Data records
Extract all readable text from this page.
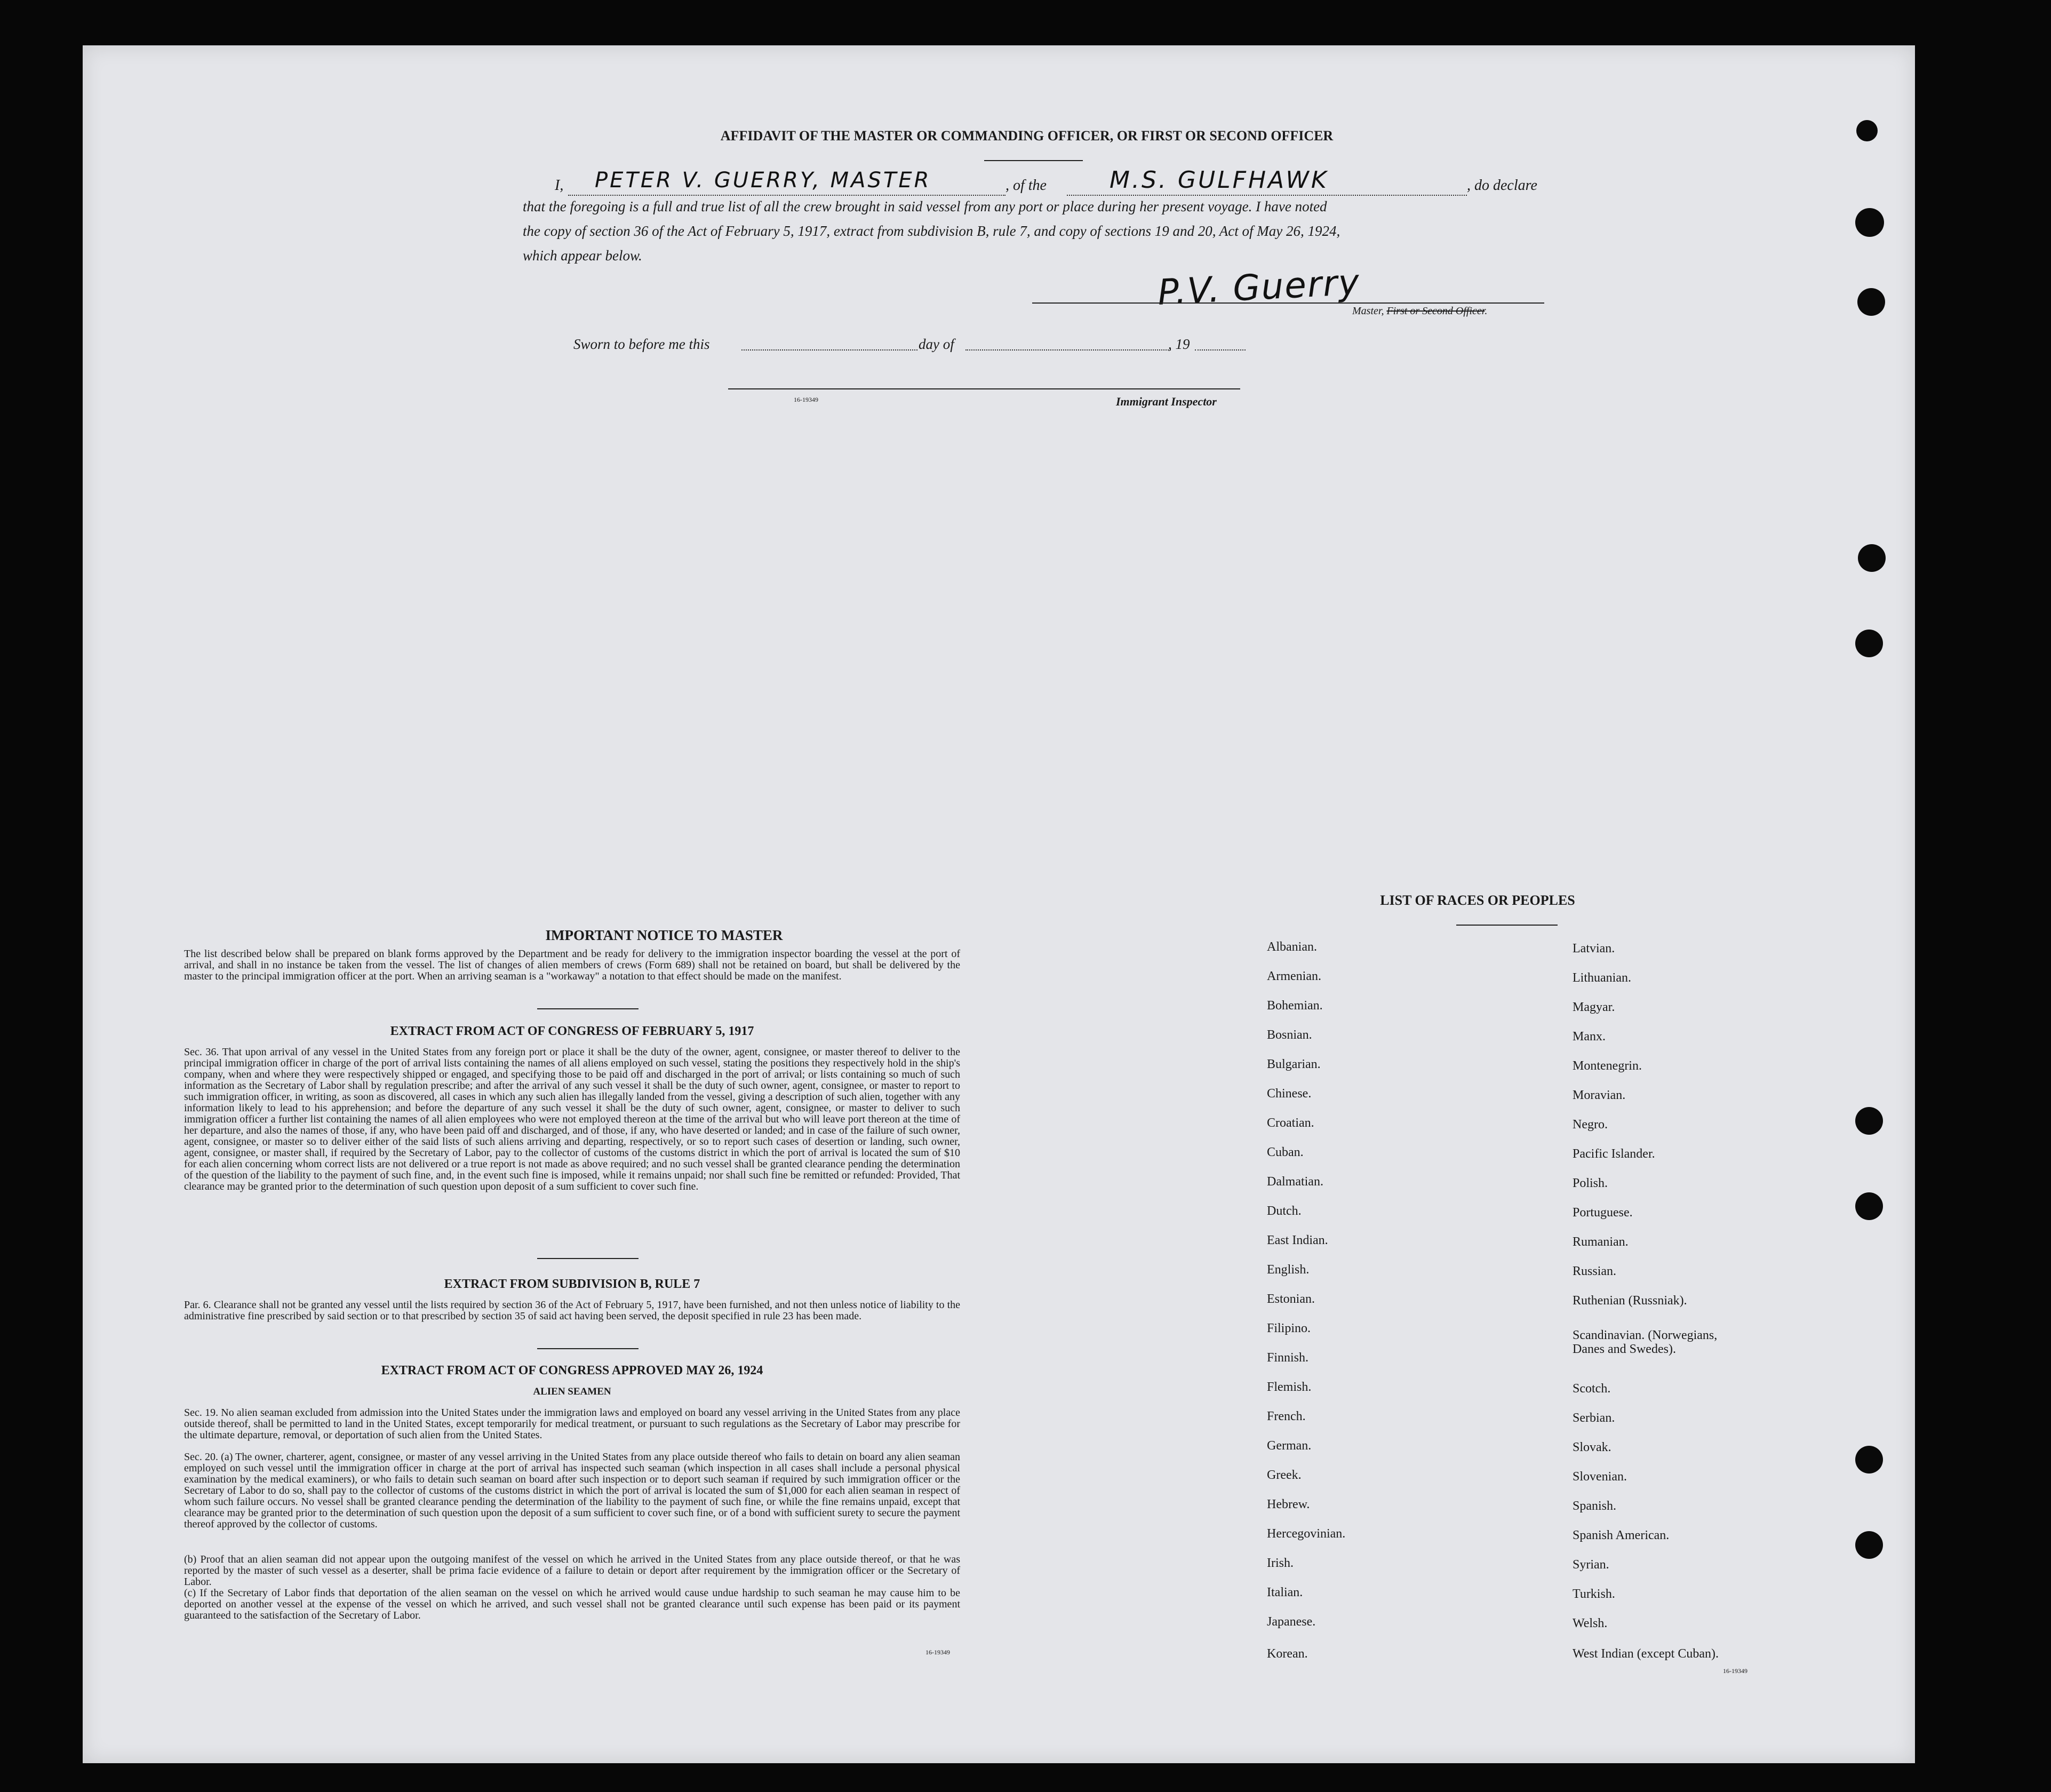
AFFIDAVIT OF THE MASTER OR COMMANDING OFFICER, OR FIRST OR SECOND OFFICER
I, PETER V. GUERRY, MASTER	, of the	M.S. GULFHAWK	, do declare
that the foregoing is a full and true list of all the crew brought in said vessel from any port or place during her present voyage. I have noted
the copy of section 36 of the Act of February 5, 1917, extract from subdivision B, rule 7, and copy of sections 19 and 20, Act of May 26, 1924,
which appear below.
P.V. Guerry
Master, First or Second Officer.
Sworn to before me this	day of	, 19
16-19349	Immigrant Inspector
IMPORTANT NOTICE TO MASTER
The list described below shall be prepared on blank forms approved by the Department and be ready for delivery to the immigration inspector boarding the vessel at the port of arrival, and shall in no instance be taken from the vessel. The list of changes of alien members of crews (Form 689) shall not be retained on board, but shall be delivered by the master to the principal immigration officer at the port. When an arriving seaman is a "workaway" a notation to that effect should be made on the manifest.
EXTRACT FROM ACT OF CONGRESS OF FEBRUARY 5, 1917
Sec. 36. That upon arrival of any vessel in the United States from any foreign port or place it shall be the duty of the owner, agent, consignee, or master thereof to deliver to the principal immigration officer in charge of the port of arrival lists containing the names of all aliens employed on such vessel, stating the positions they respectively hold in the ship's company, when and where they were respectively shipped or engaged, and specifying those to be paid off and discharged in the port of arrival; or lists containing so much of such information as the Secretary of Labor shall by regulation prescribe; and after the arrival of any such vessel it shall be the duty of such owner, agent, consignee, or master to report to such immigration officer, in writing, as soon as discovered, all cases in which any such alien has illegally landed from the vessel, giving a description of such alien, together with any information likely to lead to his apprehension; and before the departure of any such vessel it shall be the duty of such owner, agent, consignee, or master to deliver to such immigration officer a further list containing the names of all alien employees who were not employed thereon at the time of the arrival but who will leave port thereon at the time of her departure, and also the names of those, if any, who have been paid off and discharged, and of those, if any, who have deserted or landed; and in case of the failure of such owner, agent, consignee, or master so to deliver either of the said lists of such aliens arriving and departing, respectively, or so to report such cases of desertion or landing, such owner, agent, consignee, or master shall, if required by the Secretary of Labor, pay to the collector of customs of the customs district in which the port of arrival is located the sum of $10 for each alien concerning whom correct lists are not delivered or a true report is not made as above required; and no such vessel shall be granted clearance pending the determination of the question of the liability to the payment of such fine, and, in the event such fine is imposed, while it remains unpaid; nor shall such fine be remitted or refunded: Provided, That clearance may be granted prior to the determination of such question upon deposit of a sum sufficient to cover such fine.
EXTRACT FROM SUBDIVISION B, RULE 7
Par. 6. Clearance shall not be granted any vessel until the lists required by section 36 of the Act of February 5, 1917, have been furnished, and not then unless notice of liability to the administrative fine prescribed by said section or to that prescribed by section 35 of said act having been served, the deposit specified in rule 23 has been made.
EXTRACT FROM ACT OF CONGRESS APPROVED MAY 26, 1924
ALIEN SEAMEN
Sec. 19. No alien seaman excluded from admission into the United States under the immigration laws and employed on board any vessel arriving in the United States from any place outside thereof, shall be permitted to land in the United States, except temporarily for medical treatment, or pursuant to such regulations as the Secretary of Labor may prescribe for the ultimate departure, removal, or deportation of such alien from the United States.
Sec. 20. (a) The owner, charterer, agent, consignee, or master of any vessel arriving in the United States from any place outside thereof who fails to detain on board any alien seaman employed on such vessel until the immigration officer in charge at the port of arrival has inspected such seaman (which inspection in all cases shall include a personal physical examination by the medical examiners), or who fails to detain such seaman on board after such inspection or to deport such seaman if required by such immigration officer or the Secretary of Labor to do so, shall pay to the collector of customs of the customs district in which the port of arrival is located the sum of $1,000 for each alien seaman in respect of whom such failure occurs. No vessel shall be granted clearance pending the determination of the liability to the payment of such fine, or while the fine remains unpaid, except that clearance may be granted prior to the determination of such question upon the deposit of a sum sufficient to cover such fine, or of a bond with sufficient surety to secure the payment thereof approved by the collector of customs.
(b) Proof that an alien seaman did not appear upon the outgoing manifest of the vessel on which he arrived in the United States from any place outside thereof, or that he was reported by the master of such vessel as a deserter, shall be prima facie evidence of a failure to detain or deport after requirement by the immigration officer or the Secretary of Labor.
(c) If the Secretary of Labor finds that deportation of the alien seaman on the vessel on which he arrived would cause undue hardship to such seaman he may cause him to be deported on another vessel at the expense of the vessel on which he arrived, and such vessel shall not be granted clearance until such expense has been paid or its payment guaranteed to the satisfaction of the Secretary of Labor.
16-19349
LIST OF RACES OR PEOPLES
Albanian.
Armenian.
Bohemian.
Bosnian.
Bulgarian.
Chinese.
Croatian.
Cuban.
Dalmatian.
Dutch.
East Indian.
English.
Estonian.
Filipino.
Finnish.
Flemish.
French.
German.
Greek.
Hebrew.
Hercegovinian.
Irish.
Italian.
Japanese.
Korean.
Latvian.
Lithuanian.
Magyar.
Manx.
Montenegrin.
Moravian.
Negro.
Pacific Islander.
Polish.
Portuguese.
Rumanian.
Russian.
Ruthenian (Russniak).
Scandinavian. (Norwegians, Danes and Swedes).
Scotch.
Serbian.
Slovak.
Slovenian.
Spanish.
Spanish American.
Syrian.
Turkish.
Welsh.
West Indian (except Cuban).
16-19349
--
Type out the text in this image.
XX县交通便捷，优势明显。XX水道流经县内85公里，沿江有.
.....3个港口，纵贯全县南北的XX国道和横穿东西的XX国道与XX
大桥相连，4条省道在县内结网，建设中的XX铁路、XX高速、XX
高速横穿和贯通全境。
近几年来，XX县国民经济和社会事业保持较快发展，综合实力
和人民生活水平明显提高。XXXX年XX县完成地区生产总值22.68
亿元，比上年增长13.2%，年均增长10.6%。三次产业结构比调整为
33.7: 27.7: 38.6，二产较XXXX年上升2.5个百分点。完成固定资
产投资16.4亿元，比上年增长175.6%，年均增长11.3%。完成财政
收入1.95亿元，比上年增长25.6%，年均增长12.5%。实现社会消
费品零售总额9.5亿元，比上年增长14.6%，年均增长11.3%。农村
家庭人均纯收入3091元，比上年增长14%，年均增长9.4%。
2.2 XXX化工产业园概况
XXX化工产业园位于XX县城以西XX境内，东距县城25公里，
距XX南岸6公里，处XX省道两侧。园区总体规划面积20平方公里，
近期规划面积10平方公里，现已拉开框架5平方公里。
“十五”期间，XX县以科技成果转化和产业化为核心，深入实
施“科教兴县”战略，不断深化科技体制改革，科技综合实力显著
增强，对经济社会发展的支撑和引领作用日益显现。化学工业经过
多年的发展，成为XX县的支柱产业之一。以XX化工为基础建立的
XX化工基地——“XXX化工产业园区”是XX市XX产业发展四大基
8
==
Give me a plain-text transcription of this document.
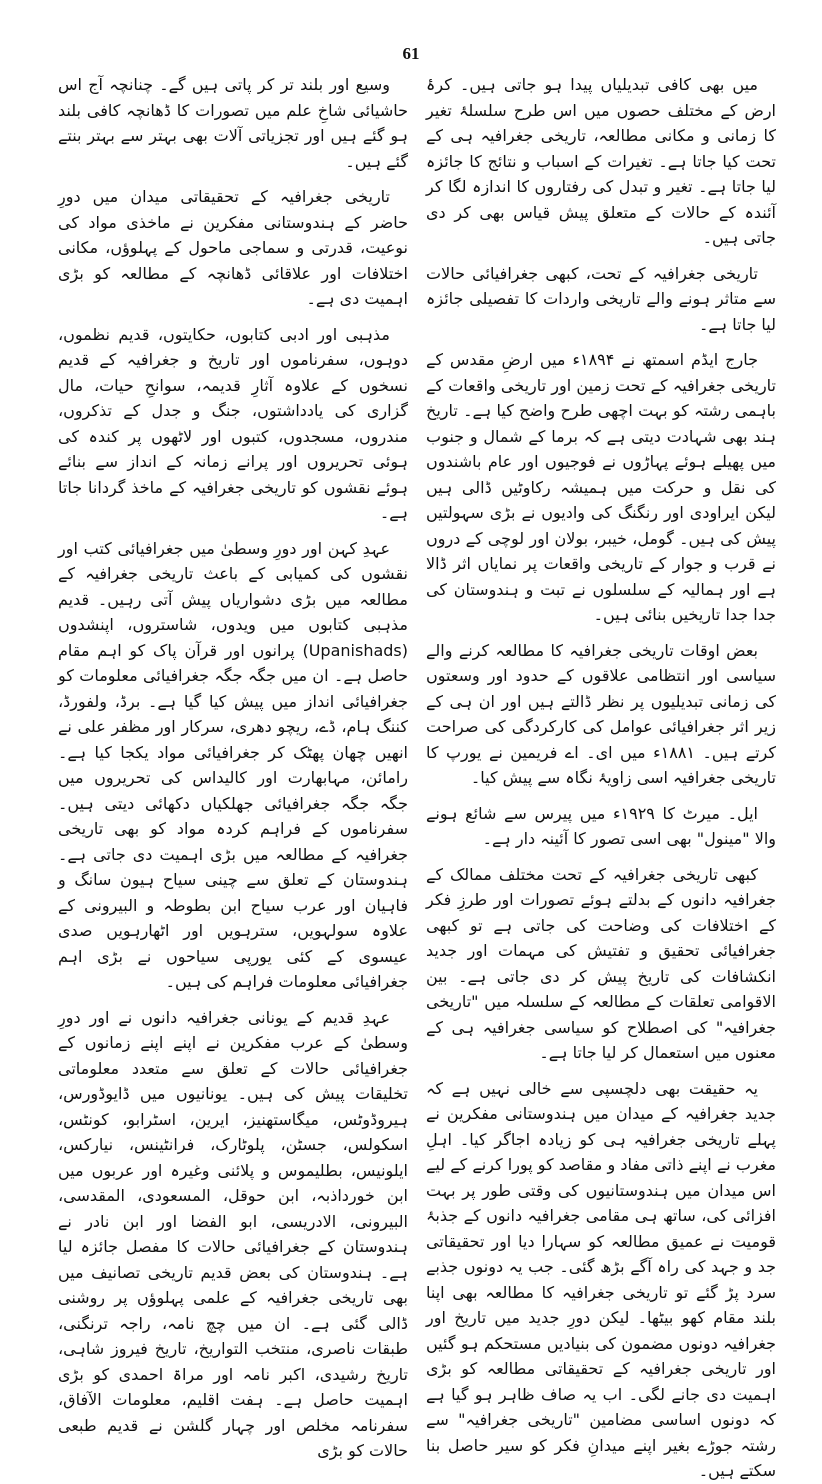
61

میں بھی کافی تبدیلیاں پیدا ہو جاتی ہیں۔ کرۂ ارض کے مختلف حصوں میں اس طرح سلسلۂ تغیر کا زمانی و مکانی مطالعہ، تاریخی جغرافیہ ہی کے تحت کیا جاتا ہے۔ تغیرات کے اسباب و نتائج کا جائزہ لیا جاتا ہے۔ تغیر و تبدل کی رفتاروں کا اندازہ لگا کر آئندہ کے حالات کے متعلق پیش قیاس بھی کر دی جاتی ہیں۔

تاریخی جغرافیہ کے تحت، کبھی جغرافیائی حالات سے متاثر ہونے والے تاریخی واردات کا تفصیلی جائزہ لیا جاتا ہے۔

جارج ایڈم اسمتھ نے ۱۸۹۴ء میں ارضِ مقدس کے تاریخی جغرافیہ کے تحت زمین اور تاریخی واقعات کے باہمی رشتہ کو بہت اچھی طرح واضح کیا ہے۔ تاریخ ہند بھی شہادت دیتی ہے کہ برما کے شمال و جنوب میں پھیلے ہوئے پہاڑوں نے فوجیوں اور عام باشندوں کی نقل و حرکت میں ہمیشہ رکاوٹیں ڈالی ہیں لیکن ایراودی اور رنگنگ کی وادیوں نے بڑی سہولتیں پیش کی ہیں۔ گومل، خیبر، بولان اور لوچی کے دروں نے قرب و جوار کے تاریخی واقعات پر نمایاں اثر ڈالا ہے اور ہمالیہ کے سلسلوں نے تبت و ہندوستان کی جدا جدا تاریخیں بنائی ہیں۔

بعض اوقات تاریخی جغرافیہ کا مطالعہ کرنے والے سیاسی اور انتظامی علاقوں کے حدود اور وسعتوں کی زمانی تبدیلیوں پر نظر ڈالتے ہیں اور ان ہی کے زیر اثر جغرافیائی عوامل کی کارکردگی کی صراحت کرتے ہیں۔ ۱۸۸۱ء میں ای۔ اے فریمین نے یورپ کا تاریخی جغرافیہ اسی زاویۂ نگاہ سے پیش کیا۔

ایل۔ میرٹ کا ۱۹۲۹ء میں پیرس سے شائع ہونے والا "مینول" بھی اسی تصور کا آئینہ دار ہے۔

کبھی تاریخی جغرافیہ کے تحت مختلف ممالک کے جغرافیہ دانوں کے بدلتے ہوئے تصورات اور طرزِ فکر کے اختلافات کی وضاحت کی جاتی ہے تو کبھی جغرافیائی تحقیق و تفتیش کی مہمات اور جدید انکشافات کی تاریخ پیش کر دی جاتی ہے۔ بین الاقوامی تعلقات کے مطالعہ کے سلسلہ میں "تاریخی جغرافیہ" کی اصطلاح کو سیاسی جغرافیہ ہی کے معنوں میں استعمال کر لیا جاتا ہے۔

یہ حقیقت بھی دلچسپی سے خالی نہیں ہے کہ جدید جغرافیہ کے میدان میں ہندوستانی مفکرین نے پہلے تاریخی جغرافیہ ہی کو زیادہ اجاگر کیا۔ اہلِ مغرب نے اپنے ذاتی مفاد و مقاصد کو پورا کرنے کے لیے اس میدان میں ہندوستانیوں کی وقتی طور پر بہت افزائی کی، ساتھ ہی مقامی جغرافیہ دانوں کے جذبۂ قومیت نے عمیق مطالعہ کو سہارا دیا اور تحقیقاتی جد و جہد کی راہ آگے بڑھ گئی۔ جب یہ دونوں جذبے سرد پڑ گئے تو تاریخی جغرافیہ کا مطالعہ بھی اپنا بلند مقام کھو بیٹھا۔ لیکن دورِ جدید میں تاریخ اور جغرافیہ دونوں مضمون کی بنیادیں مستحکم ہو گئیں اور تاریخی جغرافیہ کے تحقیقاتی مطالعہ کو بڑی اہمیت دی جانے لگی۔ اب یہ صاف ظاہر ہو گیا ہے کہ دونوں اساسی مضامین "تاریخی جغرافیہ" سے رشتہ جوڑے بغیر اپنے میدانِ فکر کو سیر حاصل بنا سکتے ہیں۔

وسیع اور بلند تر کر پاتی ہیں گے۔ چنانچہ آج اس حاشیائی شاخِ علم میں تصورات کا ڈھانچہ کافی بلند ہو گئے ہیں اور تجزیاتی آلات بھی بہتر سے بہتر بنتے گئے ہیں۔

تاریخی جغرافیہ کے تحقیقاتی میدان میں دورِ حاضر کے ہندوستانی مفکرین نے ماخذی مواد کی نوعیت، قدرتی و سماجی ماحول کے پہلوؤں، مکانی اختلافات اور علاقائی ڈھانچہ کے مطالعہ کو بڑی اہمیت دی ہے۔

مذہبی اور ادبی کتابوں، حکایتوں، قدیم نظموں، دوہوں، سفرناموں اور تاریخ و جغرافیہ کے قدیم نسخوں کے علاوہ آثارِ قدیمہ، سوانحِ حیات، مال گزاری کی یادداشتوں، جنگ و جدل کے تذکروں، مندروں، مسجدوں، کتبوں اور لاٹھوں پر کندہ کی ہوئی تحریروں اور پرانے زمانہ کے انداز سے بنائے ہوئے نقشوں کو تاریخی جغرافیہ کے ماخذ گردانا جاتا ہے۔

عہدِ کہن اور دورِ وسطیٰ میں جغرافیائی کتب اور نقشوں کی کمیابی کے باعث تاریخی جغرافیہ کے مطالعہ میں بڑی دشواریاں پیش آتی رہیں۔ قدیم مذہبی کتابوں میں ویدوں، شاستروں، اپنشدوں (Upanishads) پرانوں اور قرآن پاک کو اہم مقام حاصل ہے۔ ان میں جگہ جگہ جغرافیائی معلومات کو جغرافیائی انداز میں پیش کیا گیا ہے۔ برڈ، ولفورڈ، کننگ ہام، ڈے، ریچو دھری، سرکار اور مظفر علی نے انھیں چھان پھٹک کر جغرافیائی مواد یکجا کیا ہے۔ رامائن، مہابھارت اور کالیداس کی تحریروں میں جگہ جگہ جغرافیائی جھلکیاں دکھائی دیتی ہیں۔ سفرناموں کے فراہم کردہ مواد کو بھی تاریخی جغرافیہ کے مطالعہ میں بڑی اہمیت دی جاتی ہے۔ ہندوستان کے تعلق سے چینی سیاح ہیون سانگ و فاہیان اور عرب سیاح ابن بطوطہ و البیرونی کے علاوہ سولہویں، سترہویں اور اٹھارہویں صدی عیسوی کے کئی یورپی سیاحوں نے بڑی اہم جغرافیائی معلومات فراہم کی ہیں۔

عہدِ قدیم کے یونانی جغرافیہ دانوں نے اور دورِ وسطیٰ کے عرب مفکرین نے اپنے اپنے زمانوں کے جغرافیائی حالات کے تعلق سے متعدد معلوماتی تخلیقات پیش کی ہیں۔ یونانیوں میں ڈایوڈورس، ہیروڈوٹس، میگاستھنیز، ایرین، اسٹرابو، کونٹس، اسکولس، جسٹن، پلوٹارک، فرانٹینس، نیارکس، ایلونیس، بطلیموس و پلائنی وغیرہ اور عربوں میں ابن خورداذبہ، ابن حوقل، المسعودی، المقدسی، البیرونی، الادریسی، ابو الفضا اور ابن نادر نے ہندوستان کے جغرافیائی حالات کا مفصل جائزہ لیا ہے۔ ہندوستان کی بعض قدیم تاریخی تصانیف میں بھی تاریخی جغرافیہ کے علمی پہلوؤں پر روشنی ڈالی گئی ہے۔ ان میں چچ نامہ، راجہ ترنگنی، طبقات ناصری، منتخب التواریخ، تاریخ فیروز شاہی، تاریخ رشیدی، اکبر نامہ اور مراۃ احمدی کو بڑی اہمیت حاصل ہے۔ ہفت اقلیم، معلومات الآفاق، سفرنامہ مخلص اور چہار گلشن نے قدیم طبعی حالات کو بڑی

DESCRIPTION OF THE TASK: Tally how many lines in the material above hold the word "زمانی". Write only that number.

ANSWER TO THE EXERCISE: 2